Items →
══════════
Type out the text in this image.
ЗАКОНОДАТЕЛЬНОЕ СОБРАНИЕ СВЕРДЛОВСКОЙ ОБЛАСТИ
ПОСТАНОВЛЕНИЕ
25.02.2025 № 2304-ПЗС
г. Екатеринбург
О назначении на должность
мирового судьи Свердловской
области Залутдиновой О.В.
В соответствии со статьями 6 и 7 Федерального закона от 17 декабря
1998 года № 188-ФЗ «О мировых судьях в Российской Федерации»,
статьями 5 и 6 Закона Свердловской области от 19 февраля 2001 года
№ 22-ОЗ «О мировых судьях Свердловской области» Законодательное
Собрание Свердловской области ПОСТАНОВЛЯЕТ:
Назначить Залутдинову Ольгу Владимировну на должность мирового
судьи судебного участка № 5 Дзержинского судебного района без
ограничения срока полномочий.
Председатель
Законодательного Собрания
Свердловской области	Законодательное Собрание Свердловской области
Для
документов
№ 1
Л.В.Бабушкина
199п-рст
══════════
Aim → Extract each line from the listing above, please, and repeat it exactly.

Correct answer →
Type out the text in this image.
ЗАКОНОДАТЕЛЬНОЕ СОБРАНИЕ СВЕРДЛОВСКОЙ ОБЛАСТИ
ПОСТАНОВЛЕНИЕ
25.02.2025 № 2304-ПЗС
г. Екатеринбург
О назначении на должность
мирового судьи Свердловской
области Залутдиновой О.В.
В соответствии со статьями 6 и 7 Федерального закона от 17 декабря
1998 года № 188-ФЗ «О мировых судьях в Российской Федерации»,
статьями 5 и 6 Закона Свердловской области от 19 февраля 2001 года
№ 22-ОЗ «О мировых судьях Свердловской области» Законодательное
Собрание Свердловской области ПОСТАНОВЛЯЕТ:
Назначить Залутдинову Ольгу Владимировну на должность мирового
судьи судебного участка № 5 Дзержинского судебного района без
ограничения срока полномочий.
Председатель
Законодательного Собрания
Свердловской области	Законодательное Собрание Свердловской области
Для
документов
№ 1
Л.В.Бабушкина
199п-рст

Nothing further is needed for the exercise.